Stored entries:
'''

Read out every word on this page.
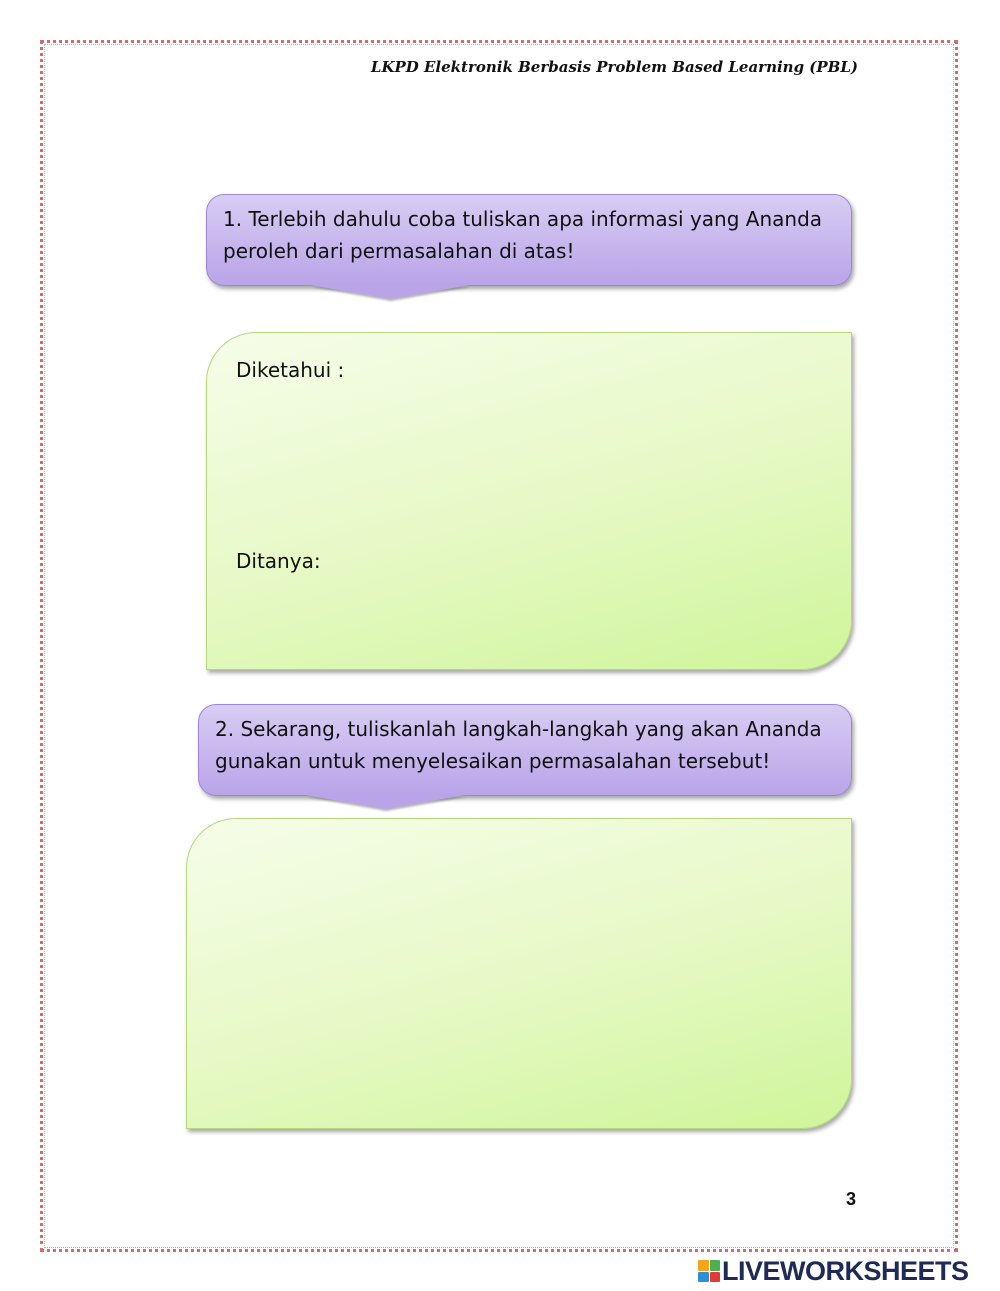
LKPD Elektronik Berbasis Problem Based Learning (PBL)
1. Terlebih dahulu coba tuliskan apa informasi yang Ananda peroleh dari permasalahan di atas!
Diketahui :
Ditanya:
2. Sekarang, tuliskanlah langkah-langkah yang akan Ananda gunakan untuk menyelesaikan permasalahan tersebut!
3
LIVEWORKSHEETS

'''

Exercise description: Transcribe the records above exactly, leaving out every picture.

Answer to this problem:
Read out every word on this page.
LKPD Elektronik Berbasis Problem Based Learning (PBL)
1. Terlebih dahulu coba tuliskan apa informasi yang Ananda peroleh dari permasalahan di atas!
Diketahui :
Ditanya:
2. Sekarang, tuliskanlah langkah-langkah yang akan Ananda gunakan untuk menyelesaikan permasalahan tersebut!
3
LIVEWORKSHEETS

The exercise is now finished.